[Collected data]
------------------------------------------------------------

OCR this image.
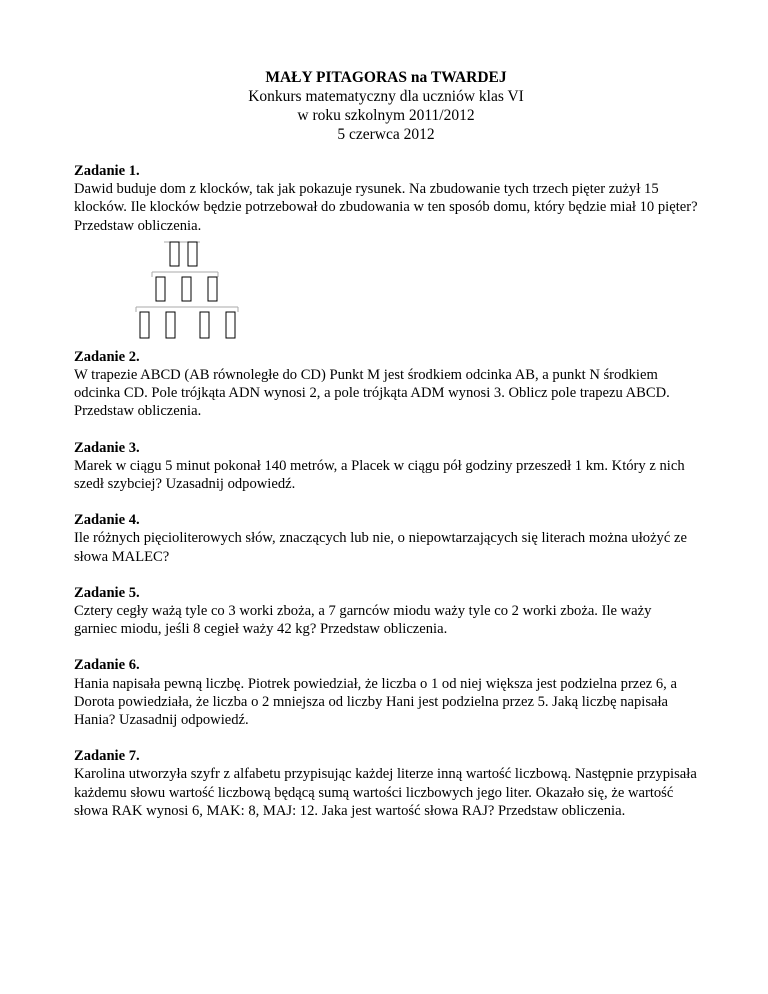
MAŁY PITAGORAS na TWARDEJ
Konkurs matematyczny dla uczniów klas VI
w roku szkolnym 2011/2012
5 czerwca 2012
Zadanie 1.
Dawid buduje dom z klocków, tak jak pokazuje rysunek. Na zbudowanie tych trzech pięter zużył 15 klocków. Ile klocków będzie potrzebował do zbudowania w ten sposób domu, który będzie miał 10 pięter? Przedstaw obliczenia.
Zadanie 2.
W trapezie ABCD (AB równoległe do CD) Punkt M jest środkiem odcinka AB, a punkt N środkiem odcinka CD. Pole trójkąta ADN wynosi 2, a pole trójkąta ADM wynosi 3. Oblicz pole trapezu ABCD. Przedstaw obliczenia.
Zadanie 3.
Marek w ciągu 5 minut pokonał 140 metrów, a Placek w ciągu pół godziny przeszedł 1 km. Który z nich szedł szybciej? Uzasadnij odpowiedź.
Zadanie 4.
Ile różnych pięcioliterowych słów, znaczących lub nie, o niepowtarzających się literach można ułożyć ze słowa MALEC?
Zadanie 5.
Cztery cegły ważą tyle co 3 worki zboża, a 7 garnców miodu waży tyle co 2 worki zboża. Ile waży garniec miodu, jeśli 8 cegieł waży 42 kg? Przedstaw obliczenia.
Zadanie 6.
Hania napisała pewną liczbę. Piotrek powiedział, że liczba o 1 od niej większa jest podzielna przez 6, a Dorota powiedziała, że liczba o 2 mniejsza od liczby Hani jest podzielna przez 5. Jaką liczbę napisała Hania? Uzasadnij odpowiedź.
Zadanie 7.
Karolina utworzyła szyfr z alfabetu przypisując każdej literze inną wartość liczbową. Następnie przypisała każdemu słowu wartość liczbową będącą sumą wartości liczbowych jego liter. Okazało się, że wartość słowa RAK wynosi 6, MAK: 8, MAJ: 12. Jaka jest wartość słowa RAJ? Przedstaw obliczenia.
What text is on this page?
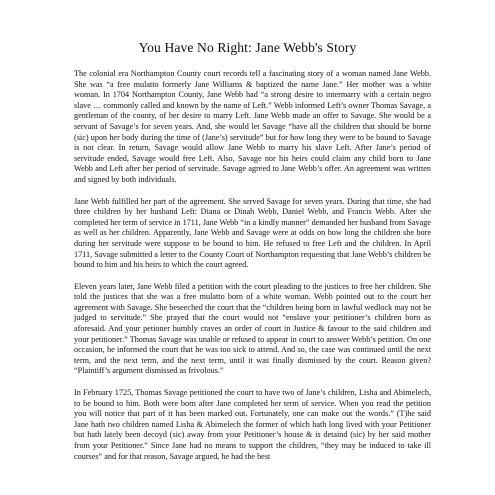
You Have No Right: Jane Webb's Story

The colonial era Northampton County court records tell a fascinating story of a woman named Jane Webb. She was “a free mulatto formerly Jane Williams & baptized the name Jane.” Her mother was a white woman. In 1704 Northampton County, Jane Webb had “a strong desire to intermarry with a certain negro slave … commonly called and known by the name of Left.” Webb informed Left’s owner Thomas Savage, a gentleman of the county, of her desire to marry Left. Jane Webb made an offer to Savage. She would be a servant of Savage’s for seven years. And, she would let Savage “have all the children that should be borne (sic) upon her body during the time of (Jane’s) servitude” but for how long they were to be bound to Savage is not clear. In return, Savage would allow Jane Webb to marry his slave Left. After Jane’s period of servitude ended, Savage would free Left. Also, Savage nor his heirs could claim any child born to Jane Webb and Left after her period of servitude. Savage agreed to Jane Webb’s offer. An agreement was written and signed by both individuals.

Jane Webb fulfilled her part of the agreement. She served Savage for seven years. During that time, she had three children by her husband Left: Diana or Dinah Webb, Daniel Webb, and Francis Webb. After she completed her term of service in 1711, Jane Webb “in a kindly manner” demanded her husband from Savage as well as her children. Apparently, Jane Webb and Savage were at odds on how long the children she bore during her servitude were suppose to be bound to him. He refused to free Left and the children. In April 1711, Savage submitted a letter to the County Court of Northampton requesting that Jane Webb’s children be bound to him and his heirs to which the court agreed.

Eleven years later, Jane Webb filed a petition with the court pleading to the justices to free her children. She told the justices that she was a free mulatto born of a white woman. Webb pointed out to the court her agreement with Savage. She beseeched the court that the “children being born in lawful wedlock may not be judged to servitude.” She prayed that the court would not “enslave your petitioner’s children born as aforesaid. And your petioner humbly craves an order of court in Justice & favour to the said children and your petitioner.” Thomas Savage was unable or refused to appear in court to answer Webb’s petition. On one occasion, he informed the court that he was too sick to attend. And so, the case was continued until the next term, and the next term, and the next term, until it was finally dismissed by the court. Reason given? “Plaintiff’s argument dismissed as frivolous.”

In February 1725, Thomas Savage petitioned the court to have two of Jane’s children, Lisha and Abimelech, to be bound to him. Both were born after Jane completed her term of service. When you read the petition you will notice that part of it has been marked out. Fortunately, one can make out the words.” (T)he said Jane hath two children named Lisha & Abimelech the former of which hath long lived with your Petitioner but hath lately been decoyd (sic) away from your Petitioner’s house & is detaind (sic) by her said mother from your Petitioner.” Since Jane had no means to support the children, “they may be induced to take ill courses” and for that reason, Savage argued, he had the best
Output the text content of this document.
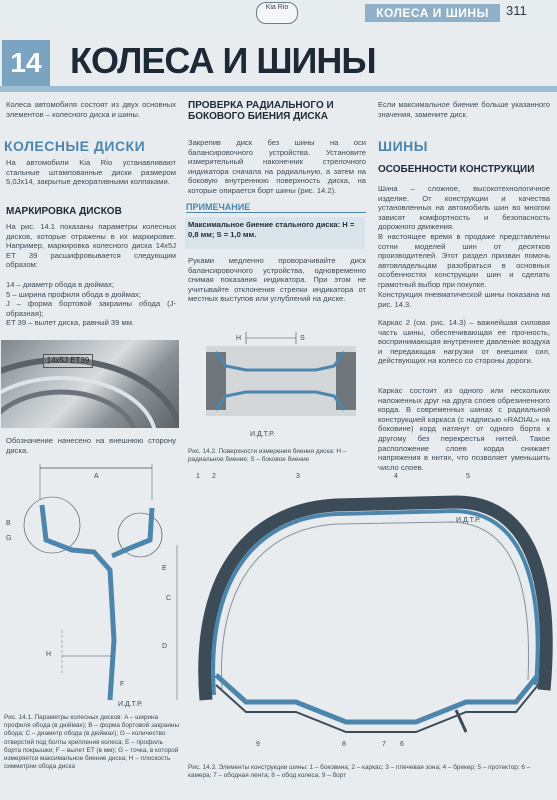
Kia Rio	КОЛЕСА И ШИНЫ	311
14 КОЛЕСА И ШИНЫ
Колеса автомобиля состоят из двух основных элементов – колесного диска и шины.
КОЛЕСНЫЕ ДИСКИ
На автомобили Kia Rio устанавливают стальные штампованные диски размером 5,0Jx14, закрытые декоративными колпаками.
МАРКИРОВКА ДИСКОВ
На рис. 14.1 показаны параметры колесных дисков, которые отражены в их маркировке. Например, маркировка колесного диска 14х5J ET 39 расшифровывается следующим образом:
14 – диаметр обода в дюймах;
5 – ширина профиля обода в дюймах;
J – форма бортовой закраины обода (J-образная);
ET 39 – вылет диска, равный 39 мм.
14x5J ET39
Обозначение нанесено на внешнюю сторону диска.
A
B
G
E
C
H
D
F
И.Д.Т.Р.
Рис. 14.1. Параметры колесных дисков: A – ширина профиля обода (в дюймах); B – форма бортовой закраины обода; C – диаметр обода (в дюймах); G – количество отверстий под болты крепления колеса; E – профиль борта покрышки; F – вылет ET (в мм); G – точка, в которой измеряется максимальное биение диска; H – плоскость симметрии обода диска
ПРОВЕРКА РАДИАЛЬНОГО И БОКОВОГО БИЕНИЯ ДИСКА
Закрепив диск без шины на оси балансировочного устройства. Установите измерительный наконечник стрелочного индикатора сначала на радиальную, а затем на боковую внутреннюю поверхность диска, на которые опирается борт шины (рис. 14.2).
ПРИМЕЧАНИЕ
Максимальное биение стального диска: H = 0,8 мм; S = 1,0 мм.
Руками медленно проворачивайте диск балансировочного устройства, одновременно снимая показания индикатора. При этом не учитывайте отклонения стрелки индикатора от местных выступов или углублений на диске.
H	S
И.Д.Т.Р.
Рис. 14.2. Поверхности измерения биения диска: H – радиальное биение; S – боковое биение
Если максимальное биение больше указанного значения, замените диск.
ШИНЫ
ОСОБЕННОСТИ КОНСТРУКЦИИ
Шина – сложное, высокотехнологичное изделие. От конструкции и качества установленных на автомобиль шин во многом зависят комфортность и безопасность дорожного движения.
В настоящее время в продаже представлены сотни моделей шин от десятков производителей. Этот раздел призван помочь автовладельцам разобраться в основных особенностях конструкции шин и сделать грамотный выбор при покупке.
Конструкция пневматической шины показана на рис. 14.3.
Каркас 2 (см. рис. 14.3) – важнейшая силовая часть шины, обеспечивающая ее прочность, воспринимающая внутреннее давление воздуха и передающая нагрузки от внешних сил, действующих на колесо со стороны дороги.
Каркас состоит из одного или нескольких наложенных друг на друга слоев обрезиненного корда. В современных шинах с радиальной конструкцией каркаса (с надписью «RADIAL» на боковине) корд натянут от одного борта к другому без перекрестья нитей. Такое расположение слоев корда снижает напряжения в нитях, что позволяет уменьшить число слоев.
1 2	3	4	5
9	8	7 6
И.Д.Т.Р.
Рис. 14.3. Элементы конструкции шины: 1 – боковина; 2 – каркас; 3 – плечевая зона; 4 – брекер; 5 – протектор; 6 – камера; 7 – ободная лента; 8 – обод колеса; 9 – борт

------------------------------------------------------------

* Your objective *
Leave out the pictures and copy everything else in the records word for word.

* Solved problem *
OCR this image.
MAŁY PITAGORAS na TWARDEJ
Konkurs matematyczny dla uczniów klas VI
w roku szkolnym 2011/2012
5 czerwca 2012
Zadanie 1.
Dawid buduje dom z klocków, tak jak pokazuje rysunek. Na zbudowanie tych trzech pięter zużył 15 klocków. Ile klocków będzie potrzebował do zbudowania w ten sposób domu, który będzie miał 10 pięter? Przedstaw obliczenia.
Zadanie 2.
W trapezie ABCD (AB równoległe do CD) Punkt M jest środkiem odcinka AB, a punkt N środkiem odcinka CD. Pole trójkąta ADN wynosi 2, a pole trójkąta ADM wynosi 3. Oblicz pole trapezu ABCD. Przedstaw obliczenia.
Zadanie 3.
Marek w ciągu 5 minut pokonał 140 metrów, a Placek w ciągu pół godziny przeszedł 1 km. Który z nich szedł szybciej? Uzasadnij odpowiedź.
Zadanie 4.
Ile różnych pięcioliterowych słów, znaczących lub nie, o niepowtarzających się literach można ułożyć ze słowa MALEC?
Zadanie 5.
Cztery cegły ważą tyle co 3 worki zboża, a 7 garnców miodu waży tyle co 2 worki zboża. Ile waży garniec miodu, jeśli 8 cegieł waży 42 kg? Przedstaw obliczenia.
Zadanie 6.
Hania napisała pewną liczbę. Piotrek powiedział, że liczba o 1 od niej większa jest podzielna przez 6, a Dorota powiedziała, że liczba o 2 mniejsza od liczby Hani jest podzielna przez 5. Jaką liczbę napisała Hania? Uzasadnij odpowiedź.
Zadanie 7.
Karolina utworzyła szyfr z alfabetu przypisując każdej literze inną wartość liczbową. Następnie przypisała każdemu słowu wartość liczbową będącą sumą wartości liczbowych jego liter. Okazało się, że wartość słowa RAK wynosi 6, MAK: 8, MAJ: 12. Jaka jest wartość słowa RAJ? Przedstaw obliczenia.
What text is on this page?
You Have No Right: Jane Webb's Story

The colonial era Northampton County court records tell a fascinating story of a woman named Jane Webb. She was “a free mulatto formerly Jane Williams & baptized the name Jane.” Her mother was a white woman. In 1704 Northampton County, Jane Webb had “a strong desire to intermarry with a certain negro slave … commonly called and known by the name of Left.” Webb informed Left’s owner Thomas Savage, a gentleman of the county, of her desire to marry Left. Jane Webb made an offer to Savage. She would be a servant of Savage’s for seven years. And, she would let Savage “have all the children that should be borne (sic) upon her body during the time of (Jane’s) servitude” but for how long they were to be bound to Savage is not clear. In return, Savage would allow Jane Webb to marry his slave Left. After Jane’s period of servitude ended, Savage would free Left. Also, Savage nor his heirs could claim any child born to Jane Webb and Left after her period of servitude. Savage agreed to Jane Webb’s offer. An agreement was written and signed by both individuals.

Jane Webb fulfilled her part of the agreement. She served Savage for seven years. During that time, she had three children by her husband Left: Diana or Dinah Webb, Daniel Webb, and Francis Webb. After she completed her term of service in 1711, Jane Webb “in a kindly manner” demanded her husband from Savage as well as her children. Apparently, Jane Webb and Savage were at odds on how long the children she bore during her servitude were suppose to be bound to him. He refused to free Left and the children. In April 1711, Savage submitted a letter to the County Court of Northampton requesting that Jane Webb’s children be bound to him and his heirs to which the court agreed.

Eleven years later, Jane Webb filed a petition with the court pleading to the justices to free her children. She told the justices that she was a free mulatto born of a white woman. Webb pointed out to the court her agreement with Savage. She beseeched the court that the “children being born in lawful wedlock may not be judged to servitude.” She prayed that the court would not “enslave your petitioner’s children born as aforesaid. And your petioner humbly craves an order of court in Justice & favour to the said children and your petitioner.” Thomas Savage was unable or refused to appear in court to answer Webb’s petition. On one occasion, he informed the court that he was too sick to attend. And so, the case was continued until the next term, and the next term, and the next term, until it was finally dismissed by the court. Reason given? “Plaintiff’s argument dismissed as frivolous.”

In February 1725, Thomas Savage petitioned the court to have two of Jane’s children, Lisha and Abimelech, to be bound to him. Both were born after Jane completed her term of service. When you read the petition you will notice that part of it has been marked out. Fortunately, one can make out the words.” (T)he said Jane hath two children named Lisha & Abimelech the former of which hath long lived with your Petitioner but hath lately been decoyd (sic) away from your Petitioner’s house & is detaind (sic) by her said mother from your Petitioner.” Since Jane had no means to support the children, “they may be induced to take ill courses” and for that reason, Savage argued, he had the best
Output the text content of this document.
Kia Rio	КОЛЕСА И ШИНЫ	311
14 КОЛЕСА И ШИНЫ
Колеса автомобиля состоят из двух основных элементов – колесного диска и шины.
КОЛЕСНЫЕ ДИСКИ
На автомобили Kia Rio устанавливают стальные штампованные диски размером 5,0Jx14, закрытые декоративными колпаками.
МАРКИРОВКА ДИСКОВ
На рис. 14.1 показаны параметры колесных дисков, которые отражены в их маркировке. Например, маркировка колесного диска 14х5J ET 39 расшифровывается следующим образом:
14 – диаметр обода в дюймах;
5 – ширина профиля обода в дюймах;
J – форма бортовой закраины обода (J-образная);
ET 39 – вылет диска, равный 39 мм.
14x5J ET39
Обозначение нанесено на внешнюю сторону диска.
A
B
G
E
C
H
D
F
И.Д.Т.Р.
Рис. 14.1. Параметры колесных дисков: A – ширина профиля обода (в дюймах); B – форма бортовой закраины обода; C – диаметр обода (в дюймах); G – количество отверстий под болты крепления колеса; E – профиль борта покрышки; F – вылет ET (в мм); G – точка, в которой измеряется максимальное биение диска; H – плоскость симметрии обода диска
ПРОВЕРКА РАДИАЛЬНОГО И БОКОВОГО БИЕНИЯ ДИСКА
Закрепив диск без шины на оси балансировочного устройства. Установите измерительный наконечник стрелочного индикатора сначала на радиальную, а затем на боковую внутреннюю поверхность диска, на которые опирается борт шины (рис. 14.2).
ПРИМЕЧАНИЕ
Максимальное биение стального диска: H = 0,8 мм; S = 1,0 мм.
Руками медленно проворачивайте диск балансировочного устройства, одновременно снимая показания индикатора. При этом не учитывайте отклонения стрелки индикатора от местных выступов или углублений на диске.
H	S
И.Д.Т.Р.
Рис. 14.2. Поверхности измерения биения диска: H – радиальное биение; S – боковое биение
Если максимальное биение больше указанного значения, замените диск.
ШИНЫ
ОСОБЕННОСТИ КОНСТРУКЦИИ
Шина – сложное, высокотехнологичное изделие. От конструкции и качества установленных на автомобиль шин во многом зависят комфортность и безопасность дорожного движения.
В настоящее время в продаже представлены сотни моделей шин от десятков производителей. Этот раздел призван помочь автовладельцам разобраться в основных особенностях конструкции шин и сделать грамотный выбор при покупке.
Конструкция пневматической шины показана на рис. 14.3.
Каркас 2 (см. рис. 14.3) – важнейшая силовая часть шины, обеспечивающая ее прочность, воспринимающая внутреннее давление воздуха и передающая нагрузки от внешних сил, действующих на колесо со стороны дороги.
Каркас состоит из одного или нескольких наложенных друг на друга слоев обрезиненного корда. В современных шинах с радиальной конструкцией каркаса (с надписью «RADIAL» на боковине) корд натянут от одного борта к другому без перекрестья нитей. Такое расположение слоев корда снижает напряжения в нитях, что позволяет уменьшить число слоев.
1 2	3	4	5
9	8	7 6
И.Д.Т.Р.
Рис. 14.3. Элементы конструкции шины: 1 – боковина; 2 – каркас; 3 – плечевая зона; 4 – брекер; 5 – протектор; 6 – камера; 7 – ободная лента; 8 – обод колеса; 9 – борт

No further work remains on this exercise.